• [Given problem]:
Below is a block of records. Copy every line in it that contains the word "icon".

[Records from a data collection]
──────────────────────────────
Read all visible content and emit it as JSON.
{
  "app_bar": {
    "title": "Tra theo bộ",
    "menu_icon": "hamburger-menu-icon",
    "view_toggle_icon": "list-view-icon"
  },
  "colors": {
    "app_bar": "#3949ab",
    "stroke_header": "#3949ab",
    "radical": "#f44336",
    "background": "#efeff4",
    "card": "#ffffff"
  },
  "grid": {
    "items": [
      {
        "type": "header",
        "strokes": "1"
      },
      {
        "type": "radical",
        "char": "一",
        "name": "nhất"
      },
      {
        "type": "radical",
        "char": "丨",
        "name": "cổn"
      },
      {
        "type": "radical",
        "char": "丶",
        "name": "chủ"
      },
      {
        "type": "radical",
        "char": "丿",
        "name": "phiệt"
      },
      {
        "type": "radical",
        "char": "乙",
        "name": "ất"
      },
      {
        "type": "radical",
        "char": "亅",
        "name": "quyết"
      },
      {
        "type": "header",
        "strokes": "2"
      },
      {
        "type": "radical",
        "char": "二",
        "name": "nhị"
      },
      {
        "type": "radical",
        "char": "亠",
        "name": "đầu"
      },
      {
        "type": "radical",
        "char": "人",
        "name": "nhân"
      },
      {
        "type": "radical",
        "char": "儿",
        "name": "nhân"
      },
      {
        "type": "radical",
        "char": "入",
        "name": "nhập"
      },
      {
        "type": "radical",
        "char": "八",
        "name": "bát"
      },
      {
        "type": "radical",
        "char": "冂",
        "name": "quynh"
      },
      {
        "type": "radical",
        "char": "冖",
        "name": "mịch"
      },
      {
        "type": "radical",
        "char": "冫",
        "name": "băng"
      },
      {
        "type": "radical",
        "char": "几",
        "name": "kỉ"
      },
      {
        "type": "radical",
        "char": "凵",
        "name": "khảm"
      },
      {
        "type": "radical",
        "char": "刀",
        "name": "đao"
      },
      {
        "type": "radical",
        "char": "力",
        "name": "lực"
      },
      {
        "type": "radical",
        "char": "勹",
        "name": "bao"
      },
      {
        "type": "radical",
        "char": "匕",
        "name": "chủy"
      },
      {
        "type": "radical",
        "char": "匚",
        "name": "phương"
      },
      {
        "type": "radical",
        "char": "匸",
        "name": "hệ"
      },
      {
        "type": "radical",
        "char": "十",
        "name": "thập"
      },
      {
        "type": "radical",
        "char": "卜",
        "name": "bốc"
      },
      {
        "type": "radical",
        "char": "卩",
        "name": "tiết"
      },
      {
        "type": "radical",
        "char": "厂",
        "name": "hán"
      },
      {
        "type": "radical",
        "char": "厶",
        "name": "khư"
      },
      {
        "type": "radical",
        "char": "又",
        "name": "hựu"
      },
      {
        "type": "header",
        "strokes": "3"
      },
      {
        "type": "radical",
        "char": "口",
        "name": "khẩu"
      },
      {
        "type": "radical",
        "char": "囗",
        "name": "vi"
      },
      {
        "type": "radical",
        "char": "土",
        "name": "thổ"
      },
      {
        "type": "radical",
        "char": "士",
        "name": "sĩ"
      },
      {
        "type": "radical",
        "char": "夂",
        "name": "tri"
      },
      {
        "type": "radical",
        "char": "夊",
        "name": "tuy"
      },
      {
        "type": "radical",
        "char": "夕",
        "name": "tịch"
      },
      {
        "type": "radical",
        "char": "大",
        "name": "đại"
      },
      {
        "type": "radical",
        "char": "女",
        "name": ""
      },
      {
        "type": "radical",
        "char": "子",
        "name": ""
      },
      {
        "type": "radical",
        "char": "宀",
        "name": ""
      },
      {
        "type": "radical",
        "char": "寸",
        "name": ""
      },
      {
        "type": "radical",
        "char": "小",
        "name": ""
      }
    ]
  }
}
──────────────────────────────
• [Response]:
    "menu_icon": "hamburger-menu-icon",
    "view_toggle_icon": "list-view-icon"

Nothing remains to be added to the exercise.